Below is a set of records. Please retype every one exactly.

+++ SUPPLIED MATERIAL

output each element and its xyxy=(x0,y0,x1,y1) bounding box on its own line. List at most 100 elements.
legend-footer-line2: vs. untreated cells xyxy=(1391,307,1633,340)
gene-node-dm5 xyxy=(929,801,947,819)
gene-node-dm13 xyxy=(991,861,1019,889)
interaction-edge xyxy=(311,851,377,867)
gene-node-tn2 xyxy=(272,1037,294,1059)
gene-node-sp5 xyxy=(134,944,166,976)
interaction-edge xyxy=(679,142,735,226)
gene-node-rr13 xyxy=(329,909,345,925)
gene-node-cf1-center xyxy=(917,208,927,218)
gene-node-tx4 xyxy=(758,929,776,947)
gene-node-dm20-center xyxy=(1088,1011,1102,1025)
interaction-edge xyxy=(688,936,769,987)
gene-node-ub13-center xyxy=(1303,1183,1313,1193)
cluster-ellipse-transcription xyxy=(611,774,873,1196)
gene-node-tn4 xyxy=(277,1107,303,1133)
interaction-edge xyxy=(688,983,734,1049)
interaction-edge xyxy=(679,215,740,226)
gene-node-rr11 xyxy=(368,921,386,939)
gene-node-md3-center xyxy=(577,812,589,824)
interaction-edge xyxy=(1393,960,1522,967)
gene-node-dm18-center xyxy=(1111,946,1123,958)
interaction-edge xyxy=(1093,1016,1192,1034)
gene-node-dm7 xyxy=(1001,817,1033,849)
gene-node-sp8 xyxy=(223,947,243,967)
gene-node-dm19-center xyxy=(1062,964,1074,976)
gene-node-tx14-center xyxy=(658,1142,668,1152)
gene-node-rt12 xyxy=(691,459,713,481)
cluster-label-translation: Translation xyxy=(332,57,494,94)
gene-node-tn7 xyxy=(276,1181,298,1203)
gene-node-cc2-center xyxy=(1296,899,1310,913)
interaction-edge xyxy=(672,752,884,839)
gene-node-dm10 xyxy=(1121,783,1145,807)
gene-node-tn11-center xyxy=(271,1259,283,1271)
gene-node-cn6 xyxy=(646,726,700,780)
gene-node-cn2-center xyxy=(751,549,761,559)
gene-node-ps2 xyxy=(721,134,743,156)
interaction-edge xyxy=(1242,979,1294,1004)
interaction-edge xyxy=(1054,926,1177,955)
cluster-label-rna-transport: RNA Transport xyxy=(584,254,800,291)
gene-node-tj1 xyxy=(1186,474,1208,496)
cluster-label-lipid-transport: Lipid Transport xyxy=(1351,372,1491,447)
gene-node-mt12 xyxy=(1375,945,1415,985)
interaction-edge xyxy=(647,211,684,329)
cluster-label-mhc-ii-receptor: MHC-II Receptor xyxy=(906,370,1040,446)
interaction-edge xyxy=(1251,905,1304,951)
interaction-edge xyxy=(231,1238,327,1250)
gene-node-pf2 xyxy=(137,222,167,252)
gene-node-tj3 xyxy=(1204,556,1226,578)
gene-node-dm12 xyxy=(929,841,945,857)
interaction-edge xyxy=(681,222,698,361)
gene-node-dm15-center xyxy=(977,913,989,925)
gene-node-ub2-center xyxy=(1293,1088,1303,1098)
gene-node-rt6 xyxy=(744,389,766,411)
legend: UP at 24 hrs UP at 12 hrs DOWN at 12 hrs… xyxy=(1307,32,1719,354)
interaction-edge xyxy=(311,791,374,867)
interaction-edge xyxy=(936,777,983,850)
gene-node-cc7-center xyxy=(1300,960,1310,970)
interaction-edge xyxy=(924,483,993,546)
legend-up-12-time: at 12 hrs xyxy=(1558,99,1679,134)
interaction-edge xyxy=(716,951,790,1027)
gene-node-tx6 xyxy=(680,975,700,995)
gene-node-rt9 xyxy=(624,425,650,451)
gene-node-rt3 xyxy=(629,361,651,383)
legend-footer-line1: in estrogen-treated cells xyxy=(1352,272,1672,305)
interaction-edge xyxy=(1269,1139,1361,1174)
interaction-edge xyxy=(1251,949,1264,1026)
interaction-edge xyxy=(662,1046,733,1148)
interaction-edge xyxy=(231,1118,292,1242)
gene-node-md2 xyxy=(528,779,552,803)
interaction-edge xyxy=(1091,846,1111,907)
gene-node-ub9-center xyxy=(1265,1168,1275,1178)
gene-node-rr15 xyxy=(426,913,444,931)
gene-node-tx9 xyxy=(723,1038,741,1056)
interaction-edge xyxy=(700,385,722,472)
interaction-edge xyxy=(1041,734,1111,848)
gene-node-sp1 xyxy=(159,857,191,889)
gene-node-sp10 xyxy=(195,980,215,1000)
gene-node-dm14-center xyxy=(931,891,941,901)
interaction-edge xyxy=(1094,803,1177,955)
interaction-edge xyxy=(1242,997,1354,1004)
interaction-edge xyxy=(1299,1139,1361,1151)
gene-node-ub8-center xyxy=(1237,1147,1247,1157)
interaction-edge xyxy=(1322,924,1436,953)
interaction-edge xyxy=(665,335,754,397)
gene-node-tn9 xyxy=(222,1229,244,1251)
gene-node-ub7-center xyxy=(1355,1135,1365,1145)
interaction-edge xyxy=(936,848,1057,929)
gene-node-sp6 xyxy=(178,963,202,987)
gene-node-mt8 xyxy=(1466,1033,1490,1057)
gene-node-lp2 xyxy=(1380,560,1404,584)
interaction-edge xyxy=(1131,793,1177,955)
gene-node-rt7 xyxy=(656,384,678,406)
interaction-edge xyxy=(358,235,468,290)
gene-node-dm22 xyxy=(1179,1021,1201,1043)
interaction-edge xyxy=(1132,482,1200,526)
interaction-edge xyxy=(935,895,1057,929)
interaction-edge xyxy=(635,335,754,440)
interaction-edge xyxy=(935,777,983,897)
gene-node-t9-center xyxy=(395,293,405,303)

++++++

• **OUTPUT BELOW**
output each element and its xyxy=(x0,y0,x1,y1) bounding box on its own line. List at most 100 elements.
legend-footer-line2: vs. untreated cells xyxy=(1391,307,1633,340)
gene-node-dm5 xyxy=(929,801,947,819)
gene-node-dm13 xyxy=(991,861,1019,889)
interaction-edge xyxy=(311,851,377,867)
gene-node-tn2 xyxy=(272,1037,294,1059)
gene-node-sp5 xyxy=(134,944,166,976)
interaction-edge xyxy=(679,142,735,226)
gene-node-rr13 xyxy=(329,909,345,925)
gene-node-cf1-center xyxy=(917,208,927,218)
gene-node-tx4 xyxy=(758,929,776,947)
gene-node-dm20-center xyxy=(1088,1011,1102,1025)
interaction-edge xyxy=(688,936,769,987)
gene-node-ub13-center xyxy=(1303,1183,1313,1193)
cluster-ellipse-transcription xyxy=(611,774,873,1196)
gene-node-tn4 xyxy=(277,1107,303,1133)
interaction-edge xyxy=(688,983,734,1049)
interaction-edge xyxy=(679,215,740,226)
gene-node-rr11 xyxy=(368,921,386,939)
gene-node-md3-center xyxy=(577,812,589,824)
interaction-edge xyxy=(1393,960,1522,967)
gene-node-dm18-center xyxy=(1111,946,1123,958)
interaction-edge xyxy=(1093,1016,1192,1034)
gene-node-dm7 xyxy=(1001,817,1033,849)
gene-node-sp8 xyxy=(223,947,243,967)
gene-node-dm19-center xyxy=(1062,964,1074,976)
gene-node-tx14-center xyxy=(658,1142,668,1152)
gene-node-rt12 xyxy=(691,459,713,481)
cluster-label-translation: Translation xyxy=(332,57,494,94)
gene-node-tn7 xyxy=(276,1181,298,1203)
gene-node-cc2-center xyxy=(1296,899,1310,913)
interaction-edge xyxy=(672,752,884,839)
gene-node-dm10 xyxy=(1121,783,1145,807)
gene-node-tn11-center xyxy=(271,1259,283,1271)
gene-node-cn6 xyxy=(646,726,700,780)
gene-node-cn2-center xyxy=(751,549,761,559)
gene-node-ps2 xyxy=(721,134,743,156)
interaction-edge xyxy=(1242,979,1294,1004)
interaction-edge xyxy=(1054,926,1177,955)
cluster-label-rna-transport: RNA Transport xyxy=(584,254,800,291)
gene-node-tj1 xyxy=(1186,474,1208,496)
cluster-label-lipid-transport: Lipid Transport xyxy=(1351,372,1491,447)
gene-node-mt12 xyxy=(1375,945,1415,985)
interaction-edge xyxy=(647,211,684,329)
cluster-label-mhc-ii-receptor: MHC-II Receptor xyxy=(906,370,1040,446)
interaction-edge xyxy=(1251,905,1304,951)
interaction-edge xyxy=(231,1238,327,1250)
gene-node-pf2 xyxy=(137,222,167,252)
gene-node-tj3 xyxy=(1204,556,1226,578)
gene-node-dm12 xyxy=(929,841,945,857)
interaction-edge xyxy=(681,222,698,361)
gene-node-dm15-center xyxy=(977,913,989,925)
gene-node-ub2-center xyxy=(1293,1088,1303,1098)
gene-node-rt6 xyxy=(744,389,766,411)
legend: UP at 24 hrs UP at 12 hrs DOWN at 12 hrs… xyxy=(1307,32,1719,354)
interaction-edge xyxy=(311,791,374,867)
interaction-edge xyxy=(936,777,983,850)
gene-node-cc7-center xyxy=(1300,960,1310,970)
interaction-edge xyxy=(924,483,993,546)
legend-up-12-time: at 12 hrs xyxy=(1558,99,1679,134)
interaction-edge xyxy=(716,951,790,1027)
gene-node-tx6 xyxy=(680,975,700,995)
gene-node-rt9 xyxy=(624,425,650,451)
gene-node-rt3 xyxy=(629,361,651,383)
legend-footer-line1: in estrogen-treated cells xyxy=(1352,272,1672,305)
interaction-edge xyxy=(1269,1139,1361,1174)
interaction-edge xyxy=(1251,949,1264,1026)
interaction-edge xyxy=(662,1046,733,1148)
interaction-edge xyxy=(231,1118,292,1242)
gene-node-md2 xyxy=(528,779,552,803)
interaction-edge xyxy=(1091,846,1111,907)
gene-node-ub9-center xyxy=(1265,1168,1275,1178)
gene-node-rr15 xyxy=(426,913,444,931)
gene-node-tx9 xyxy=(723,1038,741,1056)
interaction-edge xyxy=(700,385,722,472)
interaction-edge xyxy=(1041,734,1111,848)
gene-node-sp1 xyxy=(159,857,191,889)
gene-node-sp10 xyxy=(195,980,215,1000)
gene-node-dm14-center xyxy=(931,891,941,901)
interaction-edge xyxy=(1094,803,1177,955)
interaction-edge xyxy=(1242,997,1354,1004)
interaction-edge xyxy=(1299,1139,1361,1151)
gene-node-ub8-center xyxy=(1237,1147,1247,1157)
interaction-edge xyxy=(1322,924,1436,953)
interaction-edge xyxy=(665,335,754,397)
gene-node-tn9 xyxy=(222,1229,244,1251)
gene-node-ub7-center xyxy=(1355,1135,1365,1145)
interaction-edge xyxy=(936,848,1057,929)
gene-node-sp6 xyxy=(178,963,202,987)
gene-node-mt8 xyxy=(1466,1033,1490,1057)
gene-node-lp2 xyxy=(1380,560,1404,584)
interaction-edge xyxy=(1131,793,1177,955)
gene-node-rt7 xyxy=(656,384,678,406)
interaction-edge xyxy=(358,235,468,290)
gene-node-dm22 xyxy=(1179,1021,1201,1043)
interaction-edge xyxy=(1132,482,1200,526)
interaction-edge xyxy=(935,895,1057,929)
interaction-edge xyxy=(635,335,754,440)
interaction-edge xyxy=(935,777,983,897)
gene-node-t9-center xyxy=(395,293,405,303)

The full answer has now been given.